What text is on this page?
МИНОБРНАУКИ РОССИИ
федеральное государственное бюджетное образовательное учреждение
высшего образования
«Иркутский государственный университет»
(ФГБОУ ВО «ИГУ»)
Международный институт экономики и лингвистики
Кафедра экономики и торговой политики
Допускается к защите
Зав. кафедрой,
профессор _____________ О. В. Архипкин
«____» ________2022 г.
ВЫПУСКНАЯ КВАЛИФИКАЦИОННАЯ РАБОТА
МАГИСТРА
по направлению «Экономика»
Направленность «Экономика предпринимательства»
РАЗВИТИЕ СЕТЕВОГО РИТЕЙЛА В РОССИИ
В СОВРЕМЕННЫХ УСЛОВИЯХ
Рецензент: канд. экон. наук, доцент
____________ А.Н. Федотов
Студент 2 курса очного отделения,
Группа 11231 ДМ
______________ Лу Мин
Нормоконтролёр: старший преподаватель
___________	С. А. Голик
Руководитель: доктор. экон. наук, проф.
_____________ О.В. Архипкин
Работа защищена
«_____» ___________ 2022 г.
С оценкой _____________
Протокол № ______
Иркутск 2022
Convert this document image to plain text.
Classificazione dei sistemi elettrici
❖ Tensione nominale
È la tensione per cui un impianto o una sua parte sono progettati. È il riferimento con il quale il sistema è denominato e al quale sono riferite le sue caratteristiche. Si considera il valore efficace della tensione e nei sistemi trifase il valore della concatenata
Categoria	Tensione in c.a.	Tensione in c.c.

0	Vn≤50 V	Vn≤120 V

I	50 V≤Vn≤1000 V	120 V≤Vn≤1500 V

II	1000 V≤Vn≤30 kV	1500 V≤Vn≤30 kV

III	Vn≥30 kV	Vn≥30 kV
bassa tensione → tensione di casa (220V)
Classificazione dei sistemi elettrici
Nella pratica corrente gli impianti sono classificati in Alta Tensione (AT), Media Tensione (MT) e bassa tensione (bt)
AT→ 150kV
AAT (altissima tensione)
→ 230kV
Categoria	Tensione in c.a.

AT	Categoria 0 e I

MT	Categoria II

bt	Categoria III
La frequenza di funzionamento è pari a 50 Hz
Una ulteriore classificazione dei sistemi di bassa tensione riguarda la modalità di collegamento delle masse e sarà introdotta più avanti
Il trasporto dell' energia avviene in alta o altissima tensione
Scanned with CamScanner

**********

Transcribe all entries exactly as they are given.

*Output of the task*
What text is on this page?
МИНОБРНАУКИ РОССИИ
федеральное государственное бюджетное образовательное учреждение
высшего образования
«Иркутский государственный университет»
(ФГБОУ ВО «ИГУ»)
Международный институт экономики и лингвистики
Кафедра экономики и торговой политики
Допускается к защите
Зав. кафедрой,
профессор _____________ О. В. Архипкин
«____» ________2022 г.
ВЫПУСКНАЯ КВАЛИФИКАЦИОННАЯ РАБОТА
МАГИСТРА
по направлению «Экономика»
Направленность «Экономика предпринимательства»
РАЗВИТИЕ СЕТЕВОГО РИТЕЙЛА В РОССИИ
В СОВРЕМЕННЫХ УСЛОВИЯХ
Рецензент: канд. экон. наук, доцент
____________ А.Н. Федотов
Студент 2 курса очного отделения,
Группа 11231 ДМ
______________ Лу Мин
Нормоконтролёр: старший преподаватель
___________	С. А. Голик
Руководитель: доктор. экон. наук, проф.
_____________ О.В. Архипкин
Работа защищена
«_____» ___________ 2022 г.
С оценкой _____________
Протокол № ______
Иркутск 2022
Convert this document image to plain text.
Classificazione dei sistemi elettrici
❖ Tensione nominale
È la tensione per cui un impianto o una sua parte sono progettati. È il riferimento con il quale il sistema è denominato e al quale sono riferite le sue caratteristiche. Si considera il valore efficace della tensione e nei sistemi trifase il valore della concatenata
Categoria	Tensione in c.a.	Tensione in c.c.

0	Vn≤50 V	Vn≤120 V

I	50 V≤Vn≤1000 V	120 V≤Vn≤1500 V

II	1000 V≤Vn≤30 kV	1500 V≤Vn≤30 kV

III	Vn≥30 kV	Vn≥30 kV
bassa tensione → tensione di casa (220V)
Classificazione dei sistemi elettrici
Nella pratica corrente gli impianti sono classificati in Alta Tensione (AT), Media Tensione (MT) e bassa tensione (bt)
AT→ 150kV
AAT (altissima tensione)
→ 230kV
Categoria	Tensione in c.a.

AT	Categoria 0 e I

MT	Categoria II

bt	Categoria III
La frequenza di funzionamento è pari a 50 Hz
Una ulteriore classificazione dei sistemi di bassa tensione riguarda la modalità di collegamento delle masse e sarà introdotta più avanti
Il trasporto dell' energia avviene in alta o altissima tensione
Scanned with CamScanner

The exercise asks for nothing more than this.